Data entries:
-=-=-
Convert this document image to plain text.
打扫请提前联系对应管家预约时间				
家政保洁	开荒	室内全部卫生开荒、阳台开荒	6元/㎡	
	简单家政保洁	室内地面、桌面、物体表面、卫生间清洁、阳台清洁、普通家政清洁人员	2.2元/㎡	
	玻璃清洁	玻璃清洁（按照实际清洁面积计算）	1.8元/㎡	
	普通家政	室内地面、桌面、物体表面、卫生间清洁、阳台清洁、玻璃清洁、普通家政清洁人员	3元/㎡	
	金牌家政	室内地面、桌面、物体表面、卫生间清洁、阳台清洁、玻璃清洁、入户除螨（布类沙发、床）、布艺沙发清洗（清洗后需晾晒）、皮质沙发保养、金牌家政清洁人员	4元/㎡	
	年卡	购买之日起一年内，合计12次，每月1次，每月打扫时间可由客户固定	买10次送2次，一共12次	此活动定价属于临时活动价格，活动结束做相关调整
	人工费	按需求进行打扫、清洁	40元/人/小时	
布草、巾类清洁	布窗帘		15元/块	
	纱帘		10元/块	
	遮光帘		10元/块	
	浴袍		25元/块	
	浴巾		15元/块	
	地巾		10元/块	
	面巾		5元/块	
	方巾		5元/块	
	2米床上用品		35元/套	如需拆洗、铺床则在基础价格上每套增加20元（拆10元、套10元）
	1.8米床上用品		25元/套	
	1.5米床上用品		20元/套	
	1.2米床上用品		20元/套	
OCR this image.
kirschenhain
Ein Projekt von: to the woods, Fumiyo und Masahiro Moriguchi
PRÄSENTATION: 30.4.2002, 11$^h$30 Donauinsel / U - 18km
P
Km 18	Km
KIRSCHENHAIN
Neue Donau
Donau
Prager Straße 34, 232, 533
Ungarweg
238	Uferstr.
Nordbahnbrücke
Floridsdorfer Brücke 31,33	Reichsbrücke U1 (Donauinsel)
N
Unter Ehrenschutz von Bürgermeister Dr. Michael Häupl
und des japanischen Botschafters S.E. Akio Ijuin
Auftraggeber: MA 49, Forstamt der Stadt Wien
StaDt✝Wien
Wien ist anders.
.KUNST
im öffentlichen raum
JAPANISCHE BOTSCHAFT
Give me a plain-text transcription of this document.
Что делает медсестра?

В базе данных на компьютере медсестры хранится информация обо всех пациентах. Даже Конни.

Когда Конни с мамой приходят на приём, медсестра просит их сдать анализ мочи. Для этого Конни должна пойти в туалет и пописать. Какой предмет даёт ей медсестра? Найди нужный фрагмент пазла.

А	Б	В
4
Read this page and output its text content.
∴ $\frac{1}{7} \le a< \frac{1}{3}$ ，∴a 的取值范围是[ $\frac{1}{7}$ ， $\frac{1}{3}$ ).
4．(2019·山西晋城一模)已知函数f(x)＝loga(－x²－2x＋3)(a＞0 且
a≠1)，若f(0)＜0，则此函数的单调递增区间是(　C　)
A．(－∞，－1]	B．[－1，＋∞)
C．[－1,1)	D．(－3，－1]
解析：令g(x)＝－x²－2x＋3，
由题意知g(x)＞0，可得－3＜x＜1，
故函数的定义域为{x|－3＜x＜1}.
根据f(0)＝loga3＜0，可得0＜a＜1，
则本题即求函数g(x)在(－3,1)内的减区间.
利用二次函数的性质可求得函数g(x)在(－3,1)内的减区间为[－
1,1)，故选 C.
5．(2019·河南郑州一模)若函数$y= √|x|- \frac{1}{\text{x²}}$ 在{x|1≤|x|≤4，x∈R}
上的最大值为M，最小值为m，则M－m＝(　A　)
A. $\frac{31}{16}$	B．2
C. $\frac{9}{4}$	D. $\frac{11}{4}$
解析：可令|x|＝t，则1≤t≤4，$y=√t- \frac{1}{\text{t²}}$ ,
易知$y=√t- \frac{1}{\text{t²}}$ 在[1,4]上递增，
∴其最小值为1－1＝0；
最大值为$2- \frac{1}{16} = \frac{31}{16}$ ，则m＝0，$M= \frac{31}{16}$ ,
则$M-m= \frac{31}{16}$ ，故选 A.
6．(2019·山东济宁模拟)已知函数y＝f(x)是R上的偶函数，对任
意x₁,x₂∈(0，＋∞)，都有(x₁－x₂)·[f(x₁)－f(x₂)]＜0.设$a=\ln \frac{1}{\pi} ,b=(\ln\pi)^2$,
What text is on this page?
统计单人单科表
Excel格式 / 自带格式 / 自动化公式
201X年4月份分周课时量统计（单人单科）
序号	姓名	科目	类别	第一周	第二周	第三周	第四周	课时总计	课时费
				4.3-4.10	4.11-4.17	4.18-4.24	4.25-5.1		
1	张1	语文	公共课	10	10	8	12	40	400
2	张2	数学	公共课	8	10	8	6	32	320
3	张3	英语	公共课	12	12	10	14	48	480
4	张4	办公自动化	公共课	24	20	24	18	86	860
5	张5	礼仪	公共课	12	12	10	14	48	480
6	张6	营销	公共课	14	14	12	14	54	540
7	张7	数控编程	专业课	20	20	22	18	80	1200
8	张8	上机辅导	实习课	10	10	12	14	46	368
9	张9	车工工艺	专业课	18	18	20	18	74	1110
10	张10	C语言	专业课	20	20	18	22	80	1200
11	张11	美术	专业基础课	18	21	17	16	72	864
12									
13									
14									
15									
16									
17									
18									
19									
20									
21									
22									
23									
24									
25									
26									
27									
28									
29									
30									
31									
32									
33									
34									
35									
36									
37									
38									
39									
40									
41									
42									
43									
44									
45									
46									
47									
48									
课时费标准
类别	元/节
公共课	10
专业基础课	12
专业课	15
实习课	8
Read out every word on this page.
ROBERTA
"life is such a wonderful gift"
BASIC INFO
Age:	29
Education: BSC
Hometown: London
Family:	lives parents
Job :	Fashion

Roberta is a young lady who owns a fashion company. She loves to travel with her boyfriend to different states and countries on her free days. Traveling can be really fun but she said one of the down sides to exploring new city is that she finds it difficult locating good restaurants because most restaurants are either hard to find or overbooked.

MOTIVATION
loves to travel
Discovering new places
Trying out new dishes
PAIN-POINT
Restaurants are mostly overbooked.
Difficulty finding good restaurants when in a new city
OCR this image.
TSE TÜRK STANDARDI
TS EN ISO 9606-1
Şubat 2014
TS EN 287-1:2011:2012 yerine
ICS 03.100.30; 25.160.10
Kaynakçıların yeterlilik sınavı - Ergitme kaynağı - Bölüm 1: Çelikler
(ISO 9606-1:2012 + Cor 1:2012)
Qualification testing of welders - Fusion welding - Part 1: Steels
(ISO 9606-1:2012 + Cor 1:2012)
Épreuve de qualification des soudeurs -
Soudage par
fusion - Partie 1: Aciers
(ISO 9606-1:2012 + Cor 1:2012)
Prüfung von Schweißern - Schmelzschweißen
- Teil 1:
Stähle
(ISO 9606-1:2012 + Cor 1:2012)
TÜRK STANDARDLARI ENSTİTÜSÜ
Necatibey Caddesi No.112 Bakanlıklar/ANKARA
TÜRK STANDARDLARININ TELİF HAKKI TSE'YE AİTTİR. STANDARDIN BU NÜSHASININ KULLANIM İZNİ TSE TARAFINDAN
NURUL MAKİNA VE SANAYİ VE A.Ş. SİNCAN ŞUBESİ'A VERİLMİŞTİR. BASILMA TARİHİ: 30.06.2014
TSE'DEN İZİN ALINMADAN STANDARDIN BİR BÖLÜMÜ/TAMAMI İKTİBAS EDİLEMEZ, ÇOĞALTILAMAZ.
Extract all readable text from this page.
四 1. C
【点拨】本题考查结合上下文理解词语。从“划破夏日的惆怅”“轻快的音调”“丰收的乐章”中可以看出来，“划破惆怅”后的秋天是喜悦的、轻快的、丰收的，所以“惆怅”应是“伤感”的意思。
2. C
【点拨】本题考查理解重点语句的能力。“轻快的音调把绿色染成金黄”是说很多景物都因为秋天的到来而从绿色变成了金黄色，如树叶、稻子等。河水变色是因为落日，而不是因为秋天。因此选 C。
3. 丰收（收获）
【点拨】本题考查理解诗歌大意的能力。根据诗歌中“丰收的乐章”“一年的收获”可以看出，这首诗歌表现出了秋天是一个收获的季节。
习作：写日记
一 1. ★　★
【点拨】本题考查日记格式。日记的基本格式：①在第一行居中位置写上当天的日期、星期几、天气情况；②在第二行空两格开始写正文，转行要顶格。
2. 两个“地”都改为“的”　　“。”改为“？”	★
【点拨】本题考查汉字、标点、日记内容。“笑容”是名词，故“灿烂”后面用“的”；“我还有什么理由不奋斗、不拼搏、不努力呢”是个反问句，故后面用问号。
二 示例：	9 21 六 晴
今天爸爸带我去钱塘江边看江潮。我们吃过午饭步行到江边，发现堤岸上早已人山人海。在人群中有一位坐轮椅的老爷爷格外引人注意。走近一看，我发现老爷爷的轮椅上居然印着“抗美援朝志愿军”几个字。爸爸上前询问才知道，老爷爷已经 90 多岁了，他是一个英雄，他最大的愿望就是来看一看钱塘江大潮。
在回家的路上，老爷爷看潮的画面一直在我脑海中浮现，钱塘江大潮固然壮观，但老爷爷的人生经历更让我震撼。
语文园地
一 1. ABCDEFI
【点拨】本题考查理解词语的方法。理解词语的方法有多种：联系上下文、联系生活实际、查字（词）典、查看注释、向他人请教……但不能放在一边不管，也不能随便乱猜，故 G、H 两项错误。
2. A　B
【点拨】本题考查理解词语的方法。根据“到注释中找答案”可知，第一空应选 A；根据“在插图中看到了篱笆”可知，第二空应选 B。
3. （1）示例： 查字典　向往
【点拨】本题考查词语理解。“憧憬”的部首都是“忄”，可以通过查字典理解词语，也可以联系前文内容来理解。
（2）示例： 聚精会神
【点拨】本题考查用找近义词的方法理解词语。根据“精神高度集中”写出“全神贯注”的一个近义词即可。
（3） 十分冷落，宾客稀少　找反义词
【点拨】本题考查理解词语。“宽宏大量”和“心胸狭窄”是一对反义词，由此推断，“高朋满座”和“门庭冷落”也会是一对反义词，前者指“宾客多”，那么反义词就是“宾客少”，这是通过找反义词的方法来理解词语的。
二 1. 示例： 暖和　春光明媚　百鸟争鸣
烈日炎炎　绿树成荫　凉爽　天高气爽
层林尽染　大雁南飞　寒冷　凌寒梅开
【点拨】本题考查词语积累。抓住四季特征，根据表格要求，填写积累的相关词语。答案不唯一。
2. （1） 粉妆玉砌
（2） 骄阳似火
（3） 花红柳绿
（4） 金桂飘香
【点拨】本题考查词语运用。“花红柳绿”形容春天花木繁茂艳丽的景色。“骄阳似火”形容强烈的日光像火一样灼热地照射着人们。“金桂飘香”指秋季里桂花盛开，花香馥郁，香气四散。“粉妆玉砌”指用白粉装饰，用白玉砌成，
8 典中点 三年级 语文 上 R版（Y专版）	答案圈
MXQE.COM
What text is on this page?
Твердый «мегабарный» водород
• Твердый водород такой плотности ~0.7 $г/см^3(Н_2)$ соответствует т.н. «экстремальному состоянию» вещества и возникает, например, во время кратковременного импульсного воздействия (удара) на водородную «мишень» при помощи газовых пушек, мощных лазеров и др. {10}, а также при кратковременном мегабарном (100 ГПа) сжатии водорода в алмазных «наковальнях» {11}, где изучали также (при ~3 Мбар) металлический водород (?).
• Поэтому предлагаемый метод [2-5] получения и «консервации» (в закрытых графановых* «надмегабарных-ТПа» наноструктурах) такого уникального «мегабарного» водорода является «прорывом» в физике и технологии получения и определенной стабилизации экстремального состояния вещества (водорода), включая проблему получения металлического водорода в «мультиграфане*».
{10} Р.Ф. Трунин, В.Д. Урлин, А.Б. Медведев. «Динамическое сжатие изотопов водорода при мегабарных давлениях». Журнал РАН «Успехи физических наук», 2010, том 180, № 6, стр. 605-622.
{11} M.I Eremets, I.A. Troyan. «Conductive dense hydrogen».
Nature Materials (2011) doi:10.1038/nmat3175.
-=-=-
Go over the records above and tally each line that includes "Твердый". Give the total by itself.

2